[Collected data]
--
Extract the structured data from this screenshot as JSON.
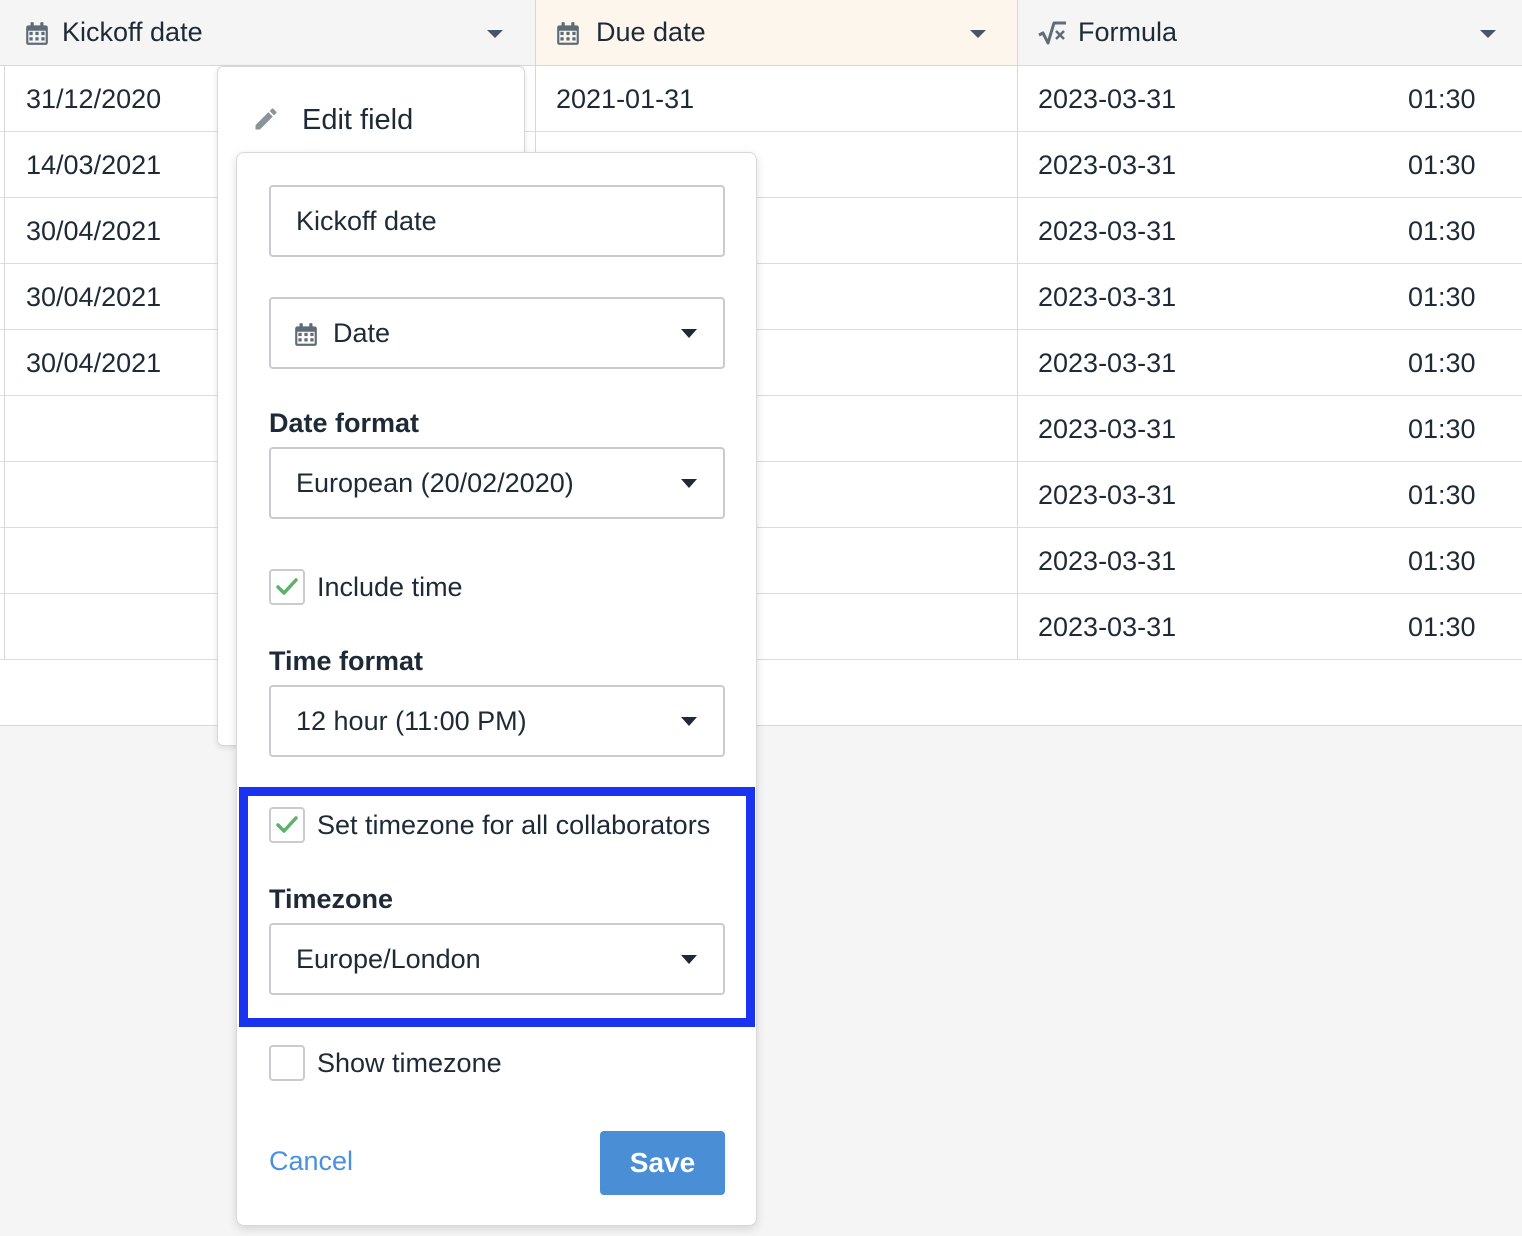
{
  "grid": {
    "columns": [
      {
        "label": "Kickoff date",
        "icon": "calendar-icon"
      },
      {
        "label": "Due date",
        "icon": "calendar-icon"
      },
      {
        "label": "Formula",
        "icon": "formula-icon"
      }
    ],
    "rows": [
      {
        "kickoff": "31/12/2020",
        "due": "2021-01-31",
        "formula_date": "2023-03-31",
        "formula_time": "01:30"
      },
      {
        "kickoff": "14/03/2021",
        "due": "",
        "formula_date": "2023-03-31",
        "formula_time": "01:30"
      },
      {
        "kickoff": "30/04/2021",
        "due": "",
        "formula_date": "2023-03-31",
        "formula_time": "01:30"
      },
      {
        "kickoff": "30/04/2021",
        "due": "",
        "formula_date": "2023-03-31",
        "formula_time": "01:30"
      },
      {
        "kickoff": "30/04/2021",
        "due": "",
        "formula_date": "2023-03-31",
        "formula_time": "01:30"
      },
      {
        "kickoff": "",
        "due": "",
        "formula_date": "2023-03-31",
        "formula_time": "01:30"
      },
      {
        "kickoff": "",
        "due": "",
        "formula_date": "2023-03-31",
        "formula_time": "01:30"
      },
      {
        "kickoff": "",
        "due": "",
        "formula_date": "2023-03-31",
        "formula_time": "01:30"
      },
      {
        "kickoff": "",
        "due": "",
        "formula_date": "2023-03-31",
        "formula_time": "01:30"
      }
    ]
  },
  "context_menu": {
    "edit_field_label": "Edit field",
    "icon": "pencil-icon"
  },
  "edit_panel": {
    "name_value": "Kickoff date",
    "type_value": "Date",
    "type_icon": "calendar-icon",
    "date_format_label": "Date format",
    "date_format_value": "European (20/02/2020)",
    "include_time_label": "Include time",
    "include_time_checked": true,
    "time_format_label": "Time format",
    "time_format_value": "12 hour (11:00 PM)",
    "set_timezone_label": "Set timezone for all collaborators",
    "set_timezone_checked": true,
    "timezone_label": "Timezone",
    "timezone_value": "Europe/London",
    "show_timezone_label": "Show timezone",
    "show_timezone_checked": false,
    "cancel_label": "Cancel",
    "save_label": "Save"
  },
  "colors": {
    "highlight": "#1a33f0",
    "primary_button": "#4a8fd6",
    "link": "#4a90e2",
    "check": "#5bb36a",
    "due_header_bg": "#fdf6ec"
  }
}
--
[Task brief] Copy every line above word for word and exclude the pictures.

[In response]
Extract the structured data from this screenshot as JSON.
{
  "grid": {
    "columns": [
      {
        "label": "Kickoff date",
        "icon": "calendar-icon"
      },
      {
        "label": "Due date",
        "icon": "calendar-icon"
      },
      {
        "label": "Formula",
        "icon": "formula-icon"
      }
    ],
    "rows": [
      {
        "kickoff": "31/12/2020",
        "due": "2021-01-31",
        "formula_date": "2023-03-31",
        "formula_time": "01:30"
      },
      {
        "kickoff": "14/03/2021",
        "due": "",
        "formula_date": "2023-03-31",
        "formula_time": "01:30"
      },
      {
        "kickoff": "30/04/2021",
        "due": "",
        "formula_date": "2023-03-31",
        "formula_time": "01:30"
      },
      {
        "kickoff": "30/04/2021",
        "due": "",
        "formula_date": "2023-03-31",
        "formula_time": "01:30"
      },
      {
        "kickoff": "30/04/2021",
        "due": "",
        "formula_date": "2023-03-31",
        "formula_time": "01:30"
      },
      {
        "kickoff": "",
        "due": "",
        "formula_date": "2023-03-31",
        "formula_time": "01:30"
      },
      {
        "kickoff": "",
        "due": "",
        "formula_date": "2023-03-31",
        "formula_time": "01:30"
      },
      {
        "kickoff": "",
        "due": "",
        "formula_date": "2023-03-31",
        "formula_time": "01:30"
      },
      {
        "kickoff": "",
        "due": "",
        "formula_date": "2023-03-31",
        "formula_time": "01:30"
      }
    ]
  },
  "context_menu": {
    "edit_field_label": "Edit field",
    "icon": "pencil-icon"
  },
  "edit_panel": {
    "name_value": "Kickoff date",
    "type_value": "Date",
    "type_icon": "calendar-icon",
    "date_format_label": "Date format",
    "date_format_value": "European (20/02/2020)",
    "include_time_label": "Include time",
    "include_time_checked": true,
    "time_format_label": "Time format",
    "time_format_value": "12 hour (11:00 PM)",
    "set_timezone_label": "Set timezone for all collaborators",
    "set_timezone_checked": true,
    "timezone_label": "Timezone",
    "timezone_value": "Europe/London",
    "show_timezone_label": "Show timezone",
    "show_timezone_checked": false,
    "cancel_label": "Cancel",
    "save_label": "Save"
  },
  "colors": {
    "highlight": "#1a33f0",
    "primary_button": "#4a8fd6",
    "link": "#4a90e2",
    "check": "#5bb36a",
    "due_header_bg": "#fdf6ec"
  }
}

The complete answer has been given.